What you should do: Exactly reproduce the lines that follow.

## BEGIN Extracted data

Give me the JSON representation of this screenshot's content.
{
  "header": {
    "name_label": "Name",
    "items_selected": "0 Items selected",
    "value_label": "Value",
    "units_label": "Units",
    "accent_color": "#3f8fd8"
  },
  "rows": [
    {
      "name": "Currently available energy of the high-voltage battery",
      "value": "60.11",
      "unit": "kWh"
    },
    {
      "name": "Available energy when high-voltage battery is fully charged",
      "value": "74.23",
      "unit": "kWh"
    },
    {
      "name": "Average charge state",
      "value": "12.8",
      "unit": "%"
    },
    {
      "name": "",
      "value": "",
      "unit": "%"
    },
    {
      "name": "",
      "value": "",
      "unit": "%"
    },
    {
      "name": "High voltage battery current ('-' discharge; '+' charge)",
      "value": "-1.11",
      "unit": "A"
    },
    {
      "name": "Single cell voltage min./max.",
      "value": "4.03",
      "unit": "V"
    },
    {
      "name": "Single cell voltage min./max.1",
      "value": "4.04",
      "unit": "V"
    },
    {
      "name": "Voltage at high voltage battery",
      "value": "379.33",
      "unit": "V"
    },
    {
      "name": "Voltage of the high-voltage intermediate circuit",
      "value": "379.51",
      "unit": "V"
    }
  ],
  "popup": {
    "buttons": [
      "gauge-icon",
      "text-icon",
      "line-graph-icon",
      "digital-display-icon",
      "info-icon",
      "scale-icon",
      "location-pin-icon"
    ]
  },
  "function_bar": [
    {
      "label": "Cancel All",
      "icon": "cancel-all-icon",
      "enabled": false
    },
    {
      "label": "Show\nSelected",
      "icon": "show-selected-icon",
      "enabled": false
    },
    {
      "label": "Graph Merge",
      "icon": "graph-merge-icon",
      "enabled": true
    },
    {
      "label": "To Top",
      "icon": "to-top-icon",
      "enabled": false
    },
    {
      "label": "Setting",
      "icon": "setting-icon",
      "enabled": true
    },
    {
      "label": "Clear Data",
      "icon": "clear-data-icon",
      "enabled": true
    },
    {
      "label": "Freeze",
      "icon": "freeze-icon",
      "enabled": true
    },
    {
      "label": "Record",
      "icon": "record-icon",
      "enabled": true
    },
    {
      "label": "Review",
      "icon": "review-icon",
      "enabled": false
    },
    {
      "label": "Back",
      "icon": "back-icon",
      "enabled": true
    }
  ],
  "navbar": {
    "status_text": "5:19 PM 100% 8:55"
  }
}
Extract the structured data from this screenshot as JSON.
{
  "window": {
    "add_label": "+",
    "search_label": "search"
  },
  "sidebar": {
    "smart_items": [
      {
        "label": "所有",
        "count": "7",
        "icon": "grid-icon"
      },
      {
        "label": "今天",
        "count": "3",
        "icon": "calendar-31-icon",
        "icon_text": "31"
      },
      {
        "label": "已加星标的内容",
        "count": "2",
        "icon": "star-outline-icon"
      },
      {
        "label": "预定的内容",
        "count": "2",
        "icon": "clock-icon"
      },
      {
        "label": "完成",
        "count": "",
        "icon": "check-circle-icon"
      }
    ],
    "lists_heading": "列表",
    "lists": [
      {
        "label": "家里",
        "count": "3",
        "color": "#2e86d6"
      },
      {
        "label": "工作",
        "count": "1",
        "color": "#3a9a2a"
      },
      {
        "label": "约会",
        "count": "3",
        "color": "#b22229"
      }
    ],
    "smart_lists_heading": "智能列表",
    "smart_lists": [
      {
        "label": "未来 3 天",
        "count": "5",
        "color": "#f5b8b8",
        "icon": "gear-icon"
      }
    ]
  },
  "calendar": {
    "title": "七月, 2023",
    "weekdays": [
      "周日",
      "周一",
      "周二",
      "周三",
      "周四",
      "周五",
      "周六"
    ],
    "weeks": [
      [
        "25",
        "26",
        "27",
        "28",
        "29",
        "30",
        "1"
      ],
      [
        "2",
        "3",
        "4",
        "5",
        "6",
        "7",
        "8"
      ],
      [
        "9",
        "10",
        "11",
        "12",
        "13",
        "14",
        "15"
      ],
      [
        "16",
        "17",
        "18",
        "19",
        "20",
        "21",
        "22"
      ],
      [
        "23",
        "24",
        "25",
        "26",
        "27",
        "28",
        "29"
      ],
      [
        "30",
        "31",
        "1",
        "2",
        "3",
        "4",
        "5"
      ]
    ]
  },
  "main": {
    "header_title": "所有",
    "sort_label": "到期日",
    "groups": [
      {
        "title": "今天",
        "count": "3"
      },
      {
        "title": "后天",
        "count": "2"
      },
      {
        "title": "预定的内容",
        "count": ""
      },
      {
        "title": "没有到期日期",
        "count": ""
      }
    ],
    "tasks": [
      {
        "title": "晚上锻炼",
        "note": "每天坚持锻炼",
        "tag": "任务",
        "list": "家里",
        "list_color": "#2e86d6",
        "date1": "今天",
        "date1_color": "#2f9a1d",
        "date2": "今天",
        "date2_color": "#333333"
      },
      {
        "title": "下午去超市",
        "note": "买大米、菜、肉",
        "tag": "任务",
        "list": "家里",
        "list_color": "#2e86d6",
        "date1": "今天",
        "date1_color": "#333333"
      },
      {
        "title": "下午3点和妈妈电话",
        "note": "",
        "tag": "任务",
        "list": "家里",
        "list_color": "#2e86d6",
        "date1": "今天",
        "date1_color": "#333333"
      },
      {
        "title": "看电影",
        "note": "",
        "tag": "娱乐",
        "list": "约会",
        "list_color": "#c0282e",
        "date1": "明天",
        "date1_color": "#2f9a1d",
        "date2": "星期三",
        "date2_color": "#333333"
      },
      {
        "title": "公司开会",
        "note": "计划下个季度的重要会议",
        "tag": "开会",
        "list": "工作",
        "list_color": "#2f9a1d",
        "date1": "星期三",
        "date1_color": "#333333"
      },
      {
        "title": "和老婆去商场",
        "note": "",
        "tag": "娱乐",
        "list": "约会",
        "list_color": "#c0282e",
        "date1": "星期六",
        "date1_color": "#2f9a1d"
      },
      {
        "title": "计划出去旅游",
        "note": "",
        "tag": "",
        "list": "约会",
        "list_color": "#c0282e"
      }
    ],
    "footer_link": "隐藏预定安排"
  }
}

## END Extracted data

Exercise output:
Give me the JSON representation of this screenshot's content.
{
  "header": {
    "name_label": "Name",
    "items_selected": "0 Items selected",
    "value_label": "Value",
    "units_label": "Units",
    "accent_color": "#3f8fd8"
  },
  "rows": [
    {
      "name": "Currently available energy of the high-voltage battery",
      "value": "60.11",
      "unit": "kWh"
    },
    {
      "name": "Available energy when high-voltage battery is fully charged",
      "value": "74.23",
      "unit": "kWh"
    },
    {
      "name": "Average charge state",
      "value": "12.8",
      "unit": "%"
    },
    {
      "name": "",
      "value": "",
      "unit": "%"
    },
    {
      "name": "",
      "value": "",
      "unit": "%"
    },
    {
      "name": "High voltage battery current ('-' discharge; '+' charge)",
      "value": "-1.11",
      "unit": "A"
    },
    {
      "name": "Single cell voltage min./max.",
      "value": "4.03",
      "unit": "V"
    },
    {
      "name": "Single cell voltage min./max.1",
      "value": "4.04",
      "unit": "V"
    },
    {
      "name": "Voltage at high voltage battery",
      "value": "379.33",
      "unit": "V"
    },
    {
      "name": "Voltage of the high-voltage intermediate circuit",
      "value": "379.51",
      "unit": "V"
    }
  ],
  "popup": {
    "buttons": [
      "gauge-icon",
      "text-icon",
      "line-graph-icon",
      "digital-display-icon",
      "info-icon",
      "scale-icon",
      "location-pin-icon"
    ]
  },
  "function_bar": [
    {
      "label": "Cancel All",
      "icon": "cancel-all-icon",
      "enabled": false
    },
    {
      "label": "Show\nSelected",
      "icon": "show-selected-icon",
      "enabled": false
    },
    {
      "label": "Graph Merge",
      "icon": "graph-merge-icon",
      "enabled": true
    },
    {
      "label": "To Top",
      "icon": "to-top-icon",
      "enabled": false
    },
    {
      "label": "Setting",
      "icon": "setting-icon",
      "enabled": true
    },
    {
      "label": "Clear Data",
      "icon": "clear-data-icon",
      "enabled": true
    },
    {
      "label": "Freeze",
      "icon": "freeze-icon",
      "enabled": true
    },
    {
      "label": "Record",
      "icon": "record-icon",
      "enabled": true
    },
    {
      "label": "Review",
      "icon": "review-icon",
      "enabled": false
    },
    {
      "label": "Back",
      "icon": "back-icon",
      "enabled": true
    }
  ],
  "navbar": {
    "status_text": "5:19 PM 100% 8:55"
  }
}
Extract the structured data from this screenshot as JSON.
{
  "window": {
    "add_label": "+",
    "search_label": "search"
  },
  "sidebar": {
    "smart_items": [
      {
        "label": "所有",
        "count": "7",
        "icon": "grid-icon"
      },
      {
        "label": "今天",
        "count": "3",
        "icon": "calendar-31-icon",
        "icon_text": "31"
      },
      {
        "label": "已加星标的内容",
        "count": "2",
        "icon": "star-outline-icon"
      },
      {
        "label": "预定的内容",
        "count": "2",
        "icon": "clock-icon"
      },
      {
        "label": "完成",
        "count": "",
        "icon": "check-circle-icon"
      }
    ],
    "lists_heading": "列表",
    "lists": [
      {
        "label": "家里",
        "count": "3",
        "color": "#2e86d6"
      },
      {
        "label": "工作",
        "count": "1",
        "color": "#3a9a2a"
      },
      {
        "label": "约会",
        "count": "3",
        "color": "#b22229"
      }
    ],
    "smart_lists_heading": "智能列表",
    "smart_lists": [
      {
        "label": "未来 3 天",
        "count": "5",
        "color": "#f5b8b8",
        "icon": "gear-icon"
      }
    ]
  },
  "calendar": {
    "title": "七月, 2023",
    "weekdays": [
      "周日",
      "周一",
      "周二",
      "周三",
      "周四",
      "周五",
      "周六"
    ],
    "weeks": [
      [
        "25",
        "26",
        "27",
        "28",
        "29",
        "30",
        "1"
      ],
      [
        "2",
        "3",
        "4",
        "5",
        "6",
        "7",
        "8"
      ],
      [
        "9",
        "10",
        "11",
        "12",
        "13",
        "14",
        "15"
      ],
      [
        "16",
        "17",
        "18",
        "19",
        "20",
        "21",
        "22"
      ],
      [
        "23",
        "24",
        "25",
        "26",
        "27",
        "28",
        "29"
      ],
      [
        "30",
        "31",
        "1",
        "2",
        "3",
        "4",
        "5"
      ]
    ]
  },
  "main": {
    "header_title": "所有",
    "sort_label": "到期日",
    "groups": [
      {
        "title": "今天",
        "count": "3"
      },
      {
        "title": "后天",
        "count": "2"
      },
      {
        "title": "预定的内容",
        "count": ""
      },
      {
        "title": "没有到期日期",
        "count": ""
      }
    ],
    "tasks": [
      {
        "title": "晚上锻炼",
        "note": "每天坚持锻炼",
        "tag": "任务",
        "list": "家里",
        "list_color": "#2e86d6",
        "date1": "今天",
        "date1_color": "#2f9a1d",
        "date2": "今天",
        "date2_color": "#333333"
      },
      {
        "title": "下午去超市",
        "note": "买大米、菜、肉",
        "tag": "任务",
        "list": "家里",
        "list_color": "#2e86d6",
        "date1": "今天",
        "date1_color": "#333333"
      },
      {
        "title": "下午3点和妈妈电话",
        "note": "",
        "tag": "任务",
        "list": "家里",
        "list_color": "#2e86d6",
        "date1": "今天",
        "date1_color": "#333333"
      },
      {
        "title": "看电影",
        "note": "",
        "tag": "娱乐",
        "list": "约会",
        "list_color": "#c0282e",
        "date1": "明天",
        "date1_color": "#2f9a1d",
        "date2": "星期三",
        "date2_color": "#333333"
      },
      {
        "title": "公司开会",
        "note": "计划下个季度的重要会议",
        "tag": "开会",
        "list": "工作",
        "list_color": "#2f9a1d",
        "date1": "星期三",
        "date1_color": "#333333"
      },
      {
        "title": "和老婆去商场",
        "note": "",
        "tag": "娱乐",
        "list": "约会",
        "list_color": "#c0282e",
        "date1": "星期六",
        "date1_color": "#2f9a1d"
      },
      {
        "title": "计划出去旅游",
        "note": "",
        "tag": "",
        "list": "约会",
        "list_color": "#c0282e"
      }
    ],
    "footer_link": "隐藏预定安排"
  }
}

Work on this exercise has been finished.